→ What is needed: Return every line below in which "right" appears.

→ Available records:
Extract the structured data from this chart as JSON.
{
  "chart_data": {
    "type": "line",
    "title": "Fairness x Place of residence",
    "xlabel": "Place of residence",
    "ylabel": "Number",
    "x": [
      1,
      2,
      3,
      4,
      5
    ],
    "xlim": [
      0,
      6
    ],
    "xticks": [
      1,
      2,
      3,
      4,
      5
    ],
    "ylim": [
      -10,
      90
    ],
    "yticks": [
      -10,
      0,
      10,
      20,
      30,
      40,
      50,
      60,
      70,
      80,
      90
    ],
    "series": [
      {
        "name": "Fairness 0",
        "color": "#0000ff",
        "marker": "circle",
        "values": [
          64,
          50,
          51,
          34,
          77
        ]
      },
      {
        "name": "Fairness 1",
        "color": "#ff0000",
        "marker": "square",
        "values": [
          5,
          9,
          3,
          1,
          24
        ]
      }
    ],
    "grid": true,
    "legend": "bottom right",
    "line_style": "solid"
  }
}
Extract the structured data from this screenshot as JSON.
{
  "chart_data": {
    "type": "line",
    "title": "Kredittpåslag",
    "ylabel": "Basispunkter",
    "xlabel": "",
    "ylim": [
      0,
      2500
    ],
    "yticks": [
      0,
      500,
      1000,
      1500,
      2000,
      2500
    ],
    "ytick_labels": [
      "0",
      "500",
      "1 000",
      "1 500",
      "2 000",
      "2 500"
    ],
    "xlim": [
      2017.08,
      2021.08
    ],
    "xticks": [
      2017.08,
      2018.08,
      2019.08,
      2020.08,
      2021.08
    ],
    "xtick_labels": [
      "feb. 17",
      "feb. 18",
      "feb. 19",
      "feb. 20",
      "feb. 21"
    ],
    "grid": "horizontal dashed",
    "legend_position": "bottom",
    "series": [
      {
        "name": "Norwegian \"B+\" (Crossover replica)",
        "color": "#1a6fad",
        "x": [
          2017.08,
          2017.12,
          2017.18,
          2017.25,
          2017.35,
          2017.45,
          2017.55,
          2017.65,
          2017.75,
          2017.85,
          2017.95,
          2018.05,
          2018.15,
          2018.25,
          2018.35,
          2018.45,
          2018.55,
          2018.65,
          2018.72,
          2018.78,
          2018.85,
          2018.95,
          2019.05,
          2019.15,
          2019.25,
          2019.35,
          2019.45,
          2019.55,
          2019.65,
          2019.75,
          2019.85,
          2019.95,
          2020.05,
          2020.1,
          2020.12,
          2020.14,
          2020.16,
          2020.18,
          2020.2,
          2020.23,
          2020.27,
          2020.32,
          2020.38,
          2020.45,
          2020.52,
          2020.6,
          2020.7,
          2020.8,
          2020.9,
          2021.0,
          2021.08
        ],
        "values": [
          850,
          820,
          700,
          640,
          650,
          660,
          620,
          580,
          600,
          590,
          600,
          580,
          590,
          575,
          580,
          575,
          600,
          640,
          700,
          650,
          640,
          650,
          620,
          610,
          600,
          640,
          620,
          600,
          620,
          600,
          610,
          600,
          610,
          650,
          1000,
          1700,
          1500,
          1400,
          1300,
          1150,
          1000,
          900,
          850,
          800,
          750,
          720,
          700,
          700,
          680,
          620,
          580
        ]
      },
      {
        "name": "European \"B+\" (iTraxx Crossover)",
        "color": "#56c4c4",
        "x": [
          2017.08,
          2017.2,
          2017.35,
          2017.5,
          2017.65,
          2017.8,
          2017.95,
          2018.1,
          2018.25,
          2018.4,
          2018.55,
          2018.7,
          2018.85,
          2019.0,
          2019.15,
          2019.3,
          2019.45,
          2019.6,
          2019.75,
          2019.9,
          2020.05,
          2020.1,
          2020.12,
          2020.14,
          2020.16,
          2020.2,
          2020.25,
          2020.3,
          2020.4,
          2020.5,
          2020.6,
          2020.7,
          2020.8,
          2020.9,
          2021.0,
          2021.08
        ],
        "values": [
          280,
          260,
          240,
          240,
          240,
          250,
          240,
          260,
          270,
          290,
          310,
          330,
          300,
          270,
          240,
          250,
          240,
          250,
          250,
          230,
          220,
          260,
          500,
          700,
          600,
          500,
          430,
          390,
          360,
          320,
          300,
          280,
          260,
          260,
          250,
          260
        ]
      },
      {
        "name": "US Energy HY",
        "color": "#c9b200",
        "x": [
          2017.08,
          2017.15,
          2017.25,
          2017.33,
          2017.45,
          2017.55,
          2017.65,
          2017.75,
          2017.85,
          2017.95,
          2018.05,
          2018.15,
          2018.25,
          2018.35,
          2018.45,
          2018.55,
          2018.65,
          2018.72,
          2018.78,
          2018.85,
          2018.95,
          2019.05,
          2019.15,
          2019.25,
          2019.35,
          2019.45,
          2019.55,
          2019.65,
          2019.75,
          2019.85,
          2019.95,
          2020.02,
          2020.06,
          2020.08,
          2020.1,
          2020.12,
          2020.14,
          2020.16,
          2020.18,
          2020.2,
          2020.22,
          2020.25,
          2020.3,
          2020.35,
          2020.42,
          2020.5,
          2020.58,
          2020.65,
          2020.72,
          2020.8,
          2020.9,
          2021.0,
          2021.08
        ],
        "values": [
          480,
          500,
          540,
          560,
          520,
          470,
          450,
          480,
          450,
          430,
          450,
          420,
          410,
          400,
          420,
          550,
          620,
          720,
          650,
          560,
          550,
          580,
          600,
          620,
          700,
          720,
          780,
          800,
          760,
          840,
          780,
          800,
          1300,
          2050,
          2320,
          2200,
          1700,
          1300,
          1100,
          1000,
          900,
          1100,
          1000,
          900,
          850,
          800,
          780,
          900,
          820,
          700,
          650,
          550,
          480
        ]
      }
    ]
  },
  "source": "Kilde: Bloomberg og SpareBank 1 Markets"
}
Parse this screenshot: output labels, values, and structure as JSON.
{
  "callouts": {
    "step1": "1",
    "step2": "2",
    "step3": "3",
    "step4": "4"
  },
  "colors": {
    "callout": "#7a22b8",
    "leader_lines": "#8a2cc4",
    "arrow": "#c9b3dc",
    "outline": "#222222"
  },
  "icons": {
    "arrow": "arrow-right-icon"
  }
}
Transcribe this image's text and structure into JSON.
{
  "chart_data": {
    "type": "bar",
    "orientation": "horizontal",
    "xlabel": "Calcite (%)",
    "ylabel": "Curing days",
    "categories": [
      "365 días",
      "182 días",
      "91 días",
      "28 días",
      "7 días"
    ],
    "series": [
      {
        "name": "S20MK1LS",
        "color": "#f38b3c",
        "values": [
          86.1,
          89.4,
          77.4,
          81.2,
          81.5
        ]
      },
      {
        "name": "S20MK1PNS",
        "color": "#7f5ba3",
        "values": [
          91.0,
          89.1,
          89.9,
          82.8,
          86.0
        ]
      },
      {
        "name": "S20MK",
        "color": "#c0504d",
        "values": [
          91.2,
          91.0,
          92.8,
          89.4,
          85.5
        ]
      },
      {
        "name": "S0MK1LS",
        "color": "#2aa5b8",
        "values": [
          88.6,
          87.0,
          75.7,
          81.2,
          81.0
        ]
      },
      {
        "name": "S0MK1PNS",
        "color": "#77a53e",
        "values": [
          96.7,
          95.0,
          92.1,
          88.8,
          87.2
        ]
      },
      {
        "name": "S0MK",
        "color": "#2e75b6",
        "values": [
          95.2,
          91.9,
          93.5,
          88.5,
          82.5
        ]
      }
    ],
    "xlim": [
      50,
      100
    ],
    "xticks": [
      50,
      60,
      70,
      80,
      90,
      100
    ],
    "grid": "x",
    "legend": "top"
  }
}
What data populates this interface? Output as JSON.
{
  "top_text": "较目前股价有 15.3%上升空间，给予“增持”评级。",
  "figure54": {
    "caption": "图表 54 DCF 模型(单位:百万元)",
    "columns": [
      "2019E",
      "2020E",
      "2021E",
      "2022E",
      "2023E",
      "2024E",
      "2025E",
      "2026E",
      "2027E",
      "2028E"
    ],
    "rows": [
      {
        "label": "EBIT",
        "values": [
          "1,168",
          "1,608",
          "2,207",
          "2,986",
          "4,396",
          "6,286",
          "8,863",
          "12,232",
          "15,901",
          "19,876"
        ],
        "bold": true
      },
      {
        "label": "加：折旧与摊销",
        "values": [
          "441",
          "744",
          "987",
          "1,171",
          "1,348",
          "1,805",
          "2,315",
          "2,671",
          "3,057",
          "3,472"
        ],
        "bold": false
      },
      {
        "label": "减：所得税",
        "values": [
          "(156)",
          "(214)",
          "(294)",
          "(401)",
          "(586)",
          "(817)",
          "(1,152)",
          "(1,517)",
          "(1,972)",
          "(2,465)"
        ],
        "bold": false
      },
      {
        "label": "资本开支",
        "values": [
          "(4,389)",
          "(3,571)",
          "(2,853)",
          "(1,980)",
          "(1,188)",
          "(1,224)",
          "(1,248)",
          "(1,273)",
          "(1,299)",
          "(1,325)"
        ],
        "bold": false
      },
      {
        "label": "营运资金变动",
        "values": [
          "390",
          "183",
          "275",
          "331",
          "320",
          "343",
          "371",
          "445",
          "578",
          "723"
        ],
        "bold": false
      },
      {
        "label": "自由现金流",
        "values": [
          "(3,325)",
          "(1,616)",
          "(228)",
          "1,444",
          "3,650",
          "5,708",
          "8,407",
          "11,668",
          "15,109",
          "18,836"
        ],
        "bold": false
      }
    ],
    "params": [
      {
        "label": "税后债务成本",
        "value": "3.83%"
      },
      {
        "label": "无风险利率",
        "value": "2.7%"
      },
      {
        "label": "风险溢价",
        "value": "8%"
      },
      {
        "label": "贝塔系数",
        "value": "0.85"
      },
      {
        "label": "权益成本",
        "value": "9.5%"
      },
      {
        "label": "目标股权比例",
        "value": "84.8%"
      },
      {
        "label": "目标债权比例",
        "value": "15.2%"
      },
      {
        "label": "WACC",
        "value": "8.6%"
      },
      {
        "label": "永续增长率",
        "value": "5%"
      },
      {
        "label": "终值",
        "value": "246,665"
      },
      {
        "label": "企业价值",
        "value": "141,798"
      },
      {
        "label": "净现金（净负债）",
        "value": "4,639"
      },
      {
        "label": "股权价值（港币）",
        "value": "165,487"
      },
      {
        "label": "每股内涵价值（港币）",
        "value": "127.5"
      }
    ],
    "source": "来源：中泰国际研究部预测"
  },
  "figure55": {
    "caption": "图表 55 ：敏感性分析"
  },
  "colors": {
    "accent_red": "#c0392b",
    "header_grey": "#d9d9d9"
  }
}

→ The solution:
    "legend": "bottom right",
    "arrow": "arrow-right-icon"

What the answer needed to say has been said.